**Written instruction**
Work out how many lines include "enquête" and answer with that number only.

[Records]
# # #

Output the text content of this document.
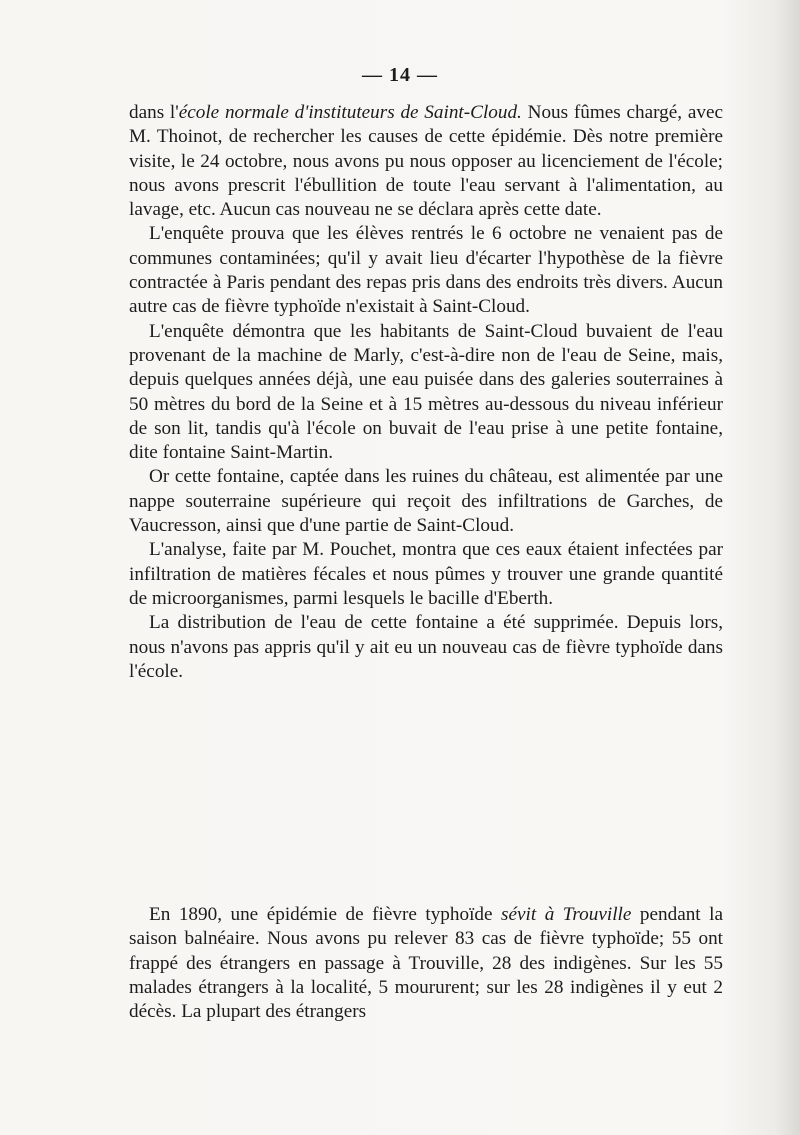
— 14 —

dans l'école normale d'instituteurs de Saint-Cloud. Nous fûmes chargé, avec M. Thoinot, de rechercher les causes de cette épidémie. Dès notre première visite, le 24 octobre, nous avons pu nous opposer au licenciement de l'école; nous avons prescrit l'ébullition de toute l'eau servant à l'alimentation, au lavage, etc. Aucun cas nouveau ne se déclara après cette date.

L'enquête prouva que les élèves rentrés le 6 octobre ne venaient pas de communes contaminées; qu'il y avait lieu d'écarter l'hypothèse de la fièvre contractée à Paris pendant des repas pris dans des endroits très divers. Aucun autre cas de fièvre typhoïde n'existait à Saint-Cloud.

L'enquête démontra que les habitants de Saint-Cloud buvaient de l'eau provenant de la machine de Marly, c'est-à-dire non de l'eau de Seine, mais, depuis quelques années déjà, une eau puisée dans des galeries souterraines à 50 mètres du bord de la Seine et à 15 mètres au-dessous du niveau inférieur de son lit, tandis qu'à l'école on buvait de l'eau prise à une petite fontaine, dite fontaine Saint-Martin.

Or cette fontaine, captée dans les ruines du château, est alimentée par une nappe souterraine supérieure qui reçoit des infiltrations de Garches, de Vaucresson, ainsi que d'une partie de Saint-Cloud.

L'analyse, faite par M. Pouchet, montra que ces eaux étaient infectées par infiltration de matières fécales et nous pûmes y trouver une grande quantité de microorganismes, parmi lesquels le bacille d'Eberth.

La distribution de l'eau de cette fontaine a été supprimée. Depuis lors, nous n'avons pas appris qu'il y ait eu un nouveau cas de fièvre typhoïde dans l'école.

En 1890, une épidémie de fièvre typhoïde sévit à Trouville pendant la saison balnéaire. Nous avons pu relever 83 cas de fièvre typhoïde; 55 ont frappé des étrangers en passage à Trouville, 28 des indigènes. Sur les 55 malades étrangers à la localité, 5 moururent; sur les 28 indigènes il y eut 2 décès. La plupart des étrangers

# # #

**Response**
2